Supplied records:
========================================================================
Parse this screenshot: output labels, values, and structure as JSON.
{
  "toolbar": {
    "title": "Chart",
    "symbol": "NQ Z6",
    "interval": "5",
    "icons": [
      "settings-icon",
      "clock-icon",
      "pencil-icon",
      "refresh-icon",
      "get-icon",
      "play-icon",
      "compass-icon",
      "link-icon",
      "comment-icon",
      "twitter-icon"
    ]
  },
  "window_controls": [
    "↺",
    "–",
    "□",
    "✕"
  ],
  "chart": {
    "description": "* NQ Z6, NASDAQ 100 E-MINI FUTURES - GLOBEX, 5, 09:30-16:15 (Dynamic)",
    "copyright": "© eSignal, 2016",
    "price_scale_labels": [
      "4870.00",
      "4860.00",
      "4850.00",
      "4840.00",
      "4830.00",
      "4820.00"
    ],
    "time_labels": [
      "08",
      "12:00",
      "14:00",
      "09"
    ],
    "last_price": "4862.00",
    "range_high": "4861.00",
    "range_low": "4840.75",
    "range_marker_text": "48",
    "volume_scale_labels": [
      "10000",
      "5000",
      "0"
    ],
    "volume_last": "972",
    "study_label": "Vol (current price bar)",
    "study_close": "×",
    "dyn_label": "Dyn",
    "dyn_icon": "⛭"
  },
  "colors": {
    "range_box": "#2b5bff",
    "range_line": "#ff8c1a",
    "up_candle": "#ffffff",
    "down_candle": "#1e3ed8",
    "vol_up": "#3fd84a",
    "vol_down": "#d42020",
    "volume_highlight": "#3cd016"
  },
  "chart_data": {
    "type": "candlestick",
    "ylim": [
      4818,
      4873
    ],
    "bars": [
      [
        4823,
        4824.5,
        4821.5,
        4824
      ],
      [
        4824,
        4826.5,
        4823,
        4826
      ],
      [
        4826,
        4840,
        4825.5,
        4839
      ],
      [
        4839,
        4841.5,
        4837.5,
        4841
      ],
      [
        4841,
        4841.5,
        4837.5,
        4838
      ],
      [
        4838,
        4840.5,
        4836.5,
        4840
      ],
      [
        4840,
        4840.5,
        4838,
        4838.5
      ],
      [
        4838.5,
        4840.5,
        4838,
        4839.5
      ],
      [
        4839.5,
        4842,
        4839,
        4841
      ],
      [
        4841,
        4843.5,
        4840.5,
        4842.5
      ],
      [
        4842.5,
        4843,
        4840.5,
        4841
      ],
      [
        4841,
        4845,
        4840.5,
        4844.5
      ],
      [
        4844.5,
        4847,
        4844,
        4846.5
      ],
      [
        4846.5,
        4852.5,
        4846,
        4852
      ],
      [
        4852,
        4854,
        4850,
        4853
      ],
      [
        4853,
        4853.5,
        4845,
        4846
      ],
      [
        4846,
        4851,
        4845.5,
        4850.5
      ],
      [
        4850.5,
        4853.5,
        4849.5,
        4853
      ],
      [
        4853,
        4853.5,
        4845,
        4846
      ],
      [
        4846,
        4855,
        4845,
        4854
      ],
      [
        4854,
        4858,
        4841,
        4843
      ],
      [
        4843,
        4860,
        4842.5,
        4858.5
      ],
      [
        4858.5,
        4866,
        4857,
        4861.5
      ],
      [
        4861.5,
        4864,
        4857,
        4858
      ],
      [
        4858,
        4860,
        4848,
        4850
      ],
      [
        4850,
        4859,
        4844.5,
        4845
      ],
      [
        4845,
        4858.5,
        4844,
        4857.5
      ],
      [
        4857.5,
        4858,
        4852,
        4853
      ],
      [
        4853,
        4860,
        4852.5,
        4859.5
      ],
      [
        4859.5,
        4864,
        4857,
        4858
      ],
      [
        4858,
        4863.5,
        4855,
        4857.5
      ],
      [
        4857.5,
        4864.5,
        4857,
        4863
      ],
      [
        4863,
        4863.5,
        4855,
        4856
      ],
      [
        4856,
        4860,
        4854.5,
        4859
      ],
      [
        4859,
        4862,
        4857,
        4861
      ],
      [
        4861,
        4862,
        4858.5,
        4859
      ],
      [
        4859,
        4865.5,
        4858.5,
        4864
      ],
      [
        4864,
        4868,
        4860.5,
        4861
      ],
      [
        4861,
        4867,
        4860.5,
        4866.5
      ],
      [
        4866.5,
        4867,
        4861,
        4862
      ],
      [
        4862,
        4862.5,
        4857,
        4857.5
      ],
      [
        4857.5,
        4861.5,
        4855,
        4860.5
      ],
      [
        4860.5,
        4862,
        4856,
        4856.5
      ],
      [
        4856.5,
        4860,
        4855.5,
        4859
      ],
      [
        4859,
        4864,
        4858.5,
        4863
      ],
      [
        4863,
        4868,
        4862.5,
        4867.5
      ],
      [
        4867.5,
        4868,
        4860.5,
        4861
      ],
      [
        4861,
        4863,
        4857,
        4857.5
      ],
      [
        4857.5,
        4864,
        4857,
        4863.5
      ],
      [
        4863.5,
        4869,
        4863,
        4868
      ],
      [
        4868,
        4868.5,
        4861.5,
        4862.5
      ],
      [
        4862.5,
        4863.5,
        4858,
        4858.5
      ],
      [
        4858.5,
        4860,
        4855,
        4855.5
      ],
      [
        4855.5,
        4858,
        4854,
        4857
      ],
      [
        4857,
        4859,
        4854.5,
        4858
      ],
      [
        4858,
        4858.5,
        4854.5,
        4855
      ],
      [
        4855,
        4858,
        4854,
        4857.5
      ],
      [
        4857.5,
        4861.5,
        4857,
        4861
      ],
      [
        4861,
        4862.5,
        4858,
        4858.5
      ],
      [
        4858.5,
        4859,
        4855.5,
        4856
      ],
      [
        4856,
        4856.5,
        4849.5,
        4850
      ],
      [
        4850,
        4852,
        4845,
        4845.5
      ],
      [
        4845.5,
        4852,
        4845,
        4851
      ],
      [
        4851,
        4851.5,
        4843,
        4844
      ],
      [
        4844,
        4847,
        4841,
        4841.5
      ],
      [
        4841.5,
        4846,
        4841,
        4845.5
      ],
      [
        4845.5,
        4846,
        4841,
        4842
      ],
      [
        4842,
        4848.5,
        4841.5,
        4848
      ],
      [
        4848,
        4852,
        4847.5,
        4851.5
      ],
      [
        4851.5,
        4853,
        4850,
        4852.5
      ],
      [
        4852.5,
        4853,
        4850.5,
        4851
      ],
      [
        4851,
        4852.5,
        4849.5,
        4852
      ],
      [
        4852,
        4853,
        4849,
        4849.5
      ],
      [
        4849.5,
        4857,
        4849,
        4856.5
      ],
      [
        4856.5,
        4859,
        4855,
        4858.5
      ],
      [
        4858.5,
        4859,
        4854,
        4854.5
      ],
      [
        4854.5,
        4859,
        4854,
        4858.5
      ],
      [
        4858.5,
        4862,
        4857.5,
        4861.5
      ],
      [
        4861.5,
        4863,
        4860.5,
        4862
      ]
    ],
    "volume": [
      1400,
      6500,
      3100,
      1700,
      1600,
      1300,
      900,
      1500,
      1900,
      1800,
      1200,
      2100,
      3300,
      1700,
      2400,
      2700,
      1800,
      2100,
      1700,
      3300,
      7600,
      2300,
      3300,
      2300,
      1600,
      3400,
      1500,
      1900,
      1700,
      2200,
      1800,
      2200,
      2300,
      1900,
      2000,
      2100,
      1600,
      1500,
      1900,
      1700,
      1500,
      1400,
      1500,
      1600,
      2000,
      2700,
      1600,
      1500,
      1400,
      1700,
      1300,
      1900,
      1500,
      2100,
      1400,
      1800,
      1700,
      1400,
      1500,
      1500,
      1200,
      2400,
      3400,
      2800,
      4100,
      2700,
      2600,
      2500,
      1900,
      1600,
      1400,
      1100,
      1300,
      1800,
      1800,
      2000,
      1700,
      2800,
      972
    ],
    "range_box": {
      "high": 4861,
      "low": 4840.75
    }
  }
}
========================================================================
What to do: Return all of the entries word for word.

Complete answer:
Parse this screenshot: output labels, values, and structure as JSON.
{
  "toolbar": {
    "title": "Chart",
    "symbol": "NQ Z6",
    "interval": "5",
    "icons": [
      "settings-icon",
      "clock-icon",
      "pencil-icon",
      "refresh-icon",
      "get-icon",
      "play-icon",
      "compass-icon",
      "link-icon",
      "comment-icon",
      "twitter-icon"
    ]
  },
  "window_controls": [
    "↺",
    "–",
    "□",
    "✕"
  ],
  "chart": {
    "description": "* NQ Z6, NASDAQ 100 E-MINI FUTURES - GLOBEX, 5, 09:30-16:15 (Dynamic)",
    "copyright": "© eSignal, 2016",
    "price_scale_labels": [
      "4870.00",
      "4860.00",
      "4850.00",
      "4840.00",
      "4830.00",
      "4820.00"
    ],
    "time_labels": [
      "08",
      "12:00",
      "14:00",
      "09"
    ],
    "last_price": "4862.00",
    "range_high": "4861.00",
    "range_low": "4840.75",
    "range_marker_text": "48",
    "volume_scale_labels": [
      "10000",
      "5000",
      "0"
    ],
    "volume_last": "972",
    "study_label": "Vol (current price bar)",
    "study_close": "×",
    "dyn_label": "Dyn",
    "dyn_icon": "⛭"
  },
  "colors": {
    "range_box": "#2b5bff",
    "range_line": "#ff8c1a",
    "up_candle": "#ffffff",
    "down_candle": "#1e3ed8",
    "vol_up": "#3fd84a",
    "vol_down": "#d42020",
    "volume_highlight": "#3cd016"
  },
  "chart_data": {
    "type": "candlestick",
    "ylim": [
      4818,
      4873
    ],
    "bars": [
      [
        4823,
        4824.5,
        4821.5,
        4824
      ],
      [
        4824,
        4826.5,
        4823,
        4826
      ],
      [
        4826,
        4840,
        4825.5,
        4839
      ],
      [
        4839,
        4841.5,
        4837.5,
        4841
      ],
      [
        4841,
        4841.5,
        4837.5,
        4838
      ],
      [
        4838,
        4840.5,
        4836.5,
        4840
      ],
      [
        4840,
        4840.5,
        4838,
        4838.5
      ],
      [
        4838.5,
        4840.5,
        4838,
        4839.5
      ],
      [
        4839.5,
        4842,
        4839,
        4841
      ],
      [
        4841,
        4843.5,
        4840.5,
        4842.5
      ],
      [
        4842.5,
        4843,
        4840.5,
        4841
      ],
      [
        4841,
        4845,
        4840.5,
        4844.5
      ],
      [
        4844.5,
        4847,
        4844,
        4846.5
      ],
      [
        4846.5,
        4852.5,
        4846,
        4852
      ],
      [
        4852,
        4854,
        4850,
        4853
      ],
      [
        4853,
        4853.5,
        4845,
        4846
      ],
      [
        4846,
        4851,
        4845.5,
        4850.5
      ],
      [
        4850.5,
        4853.5,
        4849.5,
        4853
      ],
      [
        4853,
        4853.5,
        4845,
        4846
      ],
      [
        4846,
        4855,
        4845,
        4854
      ],
      [
        4854,
        4858,
        4841,
        4843
      ],
      [
        4843,
        4860,
        4842.5,
        4858.5
      ],
      [
        4858.5,
        4866,
        4857,
        4861.5
      ],
      [
        4861.5,
        4864,
        4857,
        4858
      ],
      [
        4858,
        4860,
        4848,
        4850
      ],
      [
        4850,
        4859,
        4844.5,
        4845
      ],
      [
        4845,
        4858.5,
        4844,
        4857.5
      ],
      [
        4857.5,
        4858,
        4852,
        4853
      ],
      [
        4853,
        4860,
        4852.5,
        4859.5
      ],
      [
        4859.5,
        4864,
        4857,
        4858
      ],
      [
        4858,
        4863.5,
        4855,
        4857.5
      ],
      [
        4857.5,
        4864.5,
        4857,
        4863
      ],
      [
        4863,
        4863.5,
        4855,
        4856
      ],
      [
        4856,
        4860,
        4854.5,
        4859
      ],
      [
        4859,
        4862,
        4857,
        4861
      ],
      [
        4861,
        4862,
        4858.5,
        4859
      ],
      [
        4859,
        4865.5,
        4858.5,
        4864
      ],
      [
        4864,
        4868,
        4860.5,
        4861
      ],
      [
        4861,
        4867,
        4860.5,
        4866.5
      ],
      [
        4866.5,
        4867,
        4861,
        4862
      ],
      [
        4862,
        4862.5,
        4857,
        4857.5
      ],
      [
        4857.5,
        4861.5,
        4855,
        4860.5
      ],
      [
        4860.5,
        4862,
        4856,
        4856.5
      ],
      [
        4856.5,
        4860,
        4855.5,
        4859
      ],
      [
        4859,
        4864,
        4858.5,
        4863
      ],
      [
        4863,
        4868,
        4862.5,
        4867.5
      ],
      [
        4867.5,
        4868,
        4860.5,
        4861
      ],
      [
        4861,
        4863,
        4857,
        4857.5
      ],
      [
        4857.5,
        4864,
        4857,
        4863.5
      ],
      [
        4863.5,
        4869,
        4863,
        4868
      ],
      [
        4868,
        4868.5,
        4861.5,
        4862.5
      ],
      [
        4862.5,
        4863.5,
        4858,
        4858.5
      ],
      [
        4858.5,
        4860,
        4855,
        4855.5
      ],
      [
        4855.5,
        4858,
        4854,
        4857
      ],
      [
        4857,
        4859,
        4854.5,
        4858
      ],
      [
        4858,
        4858.5,
        4854.5,
        4855
      ],
      [
        4855,
        4858,
        4854,
        4857.5
      ],
      [
        4857.5,
        4861.5,
        4857,
        4861
      ],
      [
        4861,
        4862.5,
        4858,
        4858.5
      ],
      [
        4858.5,
        4859,
        4855.5,
        4856
      ],
      [
        4856,
        4856.5,
        4849.5,
        4850
      ],
      [
        4850,
        4852,
        4845,
        4845.5
      ],
      [
        4845.5,
        4852,
        4845,
        4851
      ],
      [
        4851,
        4851.5,
        4843,
        4844
      ],
      [
        4844,
        4847,
        4841,
        4841.5
      ],
      [
        4841.5,
        4846,
        4841,
        4845.5
      ],
      [
        4845.5,
        4846,
        4841,
        4842
      ],
      [
        4842,
        4848.5,
        4841.5,
        4848
      ],
      [
        4848,
        4852,
        4847.5,
        4851.5
      ],
      [
        4851.5,
        4853,
        4850,
        4852.5
      ],
      [
        4852.5,
        4853,
        4850.5,
        4851
      ],
      [
        4851,
        4852.5,
        4849.5,
        4852
      ],
      [
        4852,
        4853,
        4849,
        4849.5
      ],
      [
        4849.5,
        4857,
        4849,
        4856.5
      ],
      [
        4856.5,
        4859,
        4855,
        4858.5
      ],
      [
        4858.5,
        4859,
        4854,
        4854.5
      ],
      [
        4854.5,
        4859,
        4854,
        4858.5
      ],
      [
        4858.5,
        4862,
        4857.5,
        4861.5
      ],
      [
        4861.5,
        4863,
        4860.5,
        4862
      ]
    ],
    "volume": [
      1400,
      6500,
      3100,
      1700,
      1600,
      1300,
      900,
      1500,
      1900,
      1800,
      1200,
      2100,
      3300,
      1700,
      2400,
      2700,
      1800,
      2100,
      1700,
      3300,
      7600,
      2300,
      3300,
      2300,
      1600,
      3400,
      1500,
      1900,
      1700,
      2200,
      1800,
      2200,
      2300,
      1900,
      2000,
      2100,
      1600,
      1500,
      1900,
      1700,
      1500,
      1400,
      1500,
      1600,
      2000,
      2700,
      1600,
      1500,
      1400,
      1700,
      1300,
      1900,
      1500,
      2100,
      1400,
      1800,
      1700,
      1400,
      1500,
      1500,
      1200,
      2400,
      3400,
      2800,
      4100,
      2700,
      2600,
      2500,
      1900,
      1600,
      1400,
      1100,
      1300,
      1800,
      1800,
      2000,
      1700,
      2800,
      972
    ],
    "range_box": {
      "high": 4861,
      "low": 4840.75
    }
  }
}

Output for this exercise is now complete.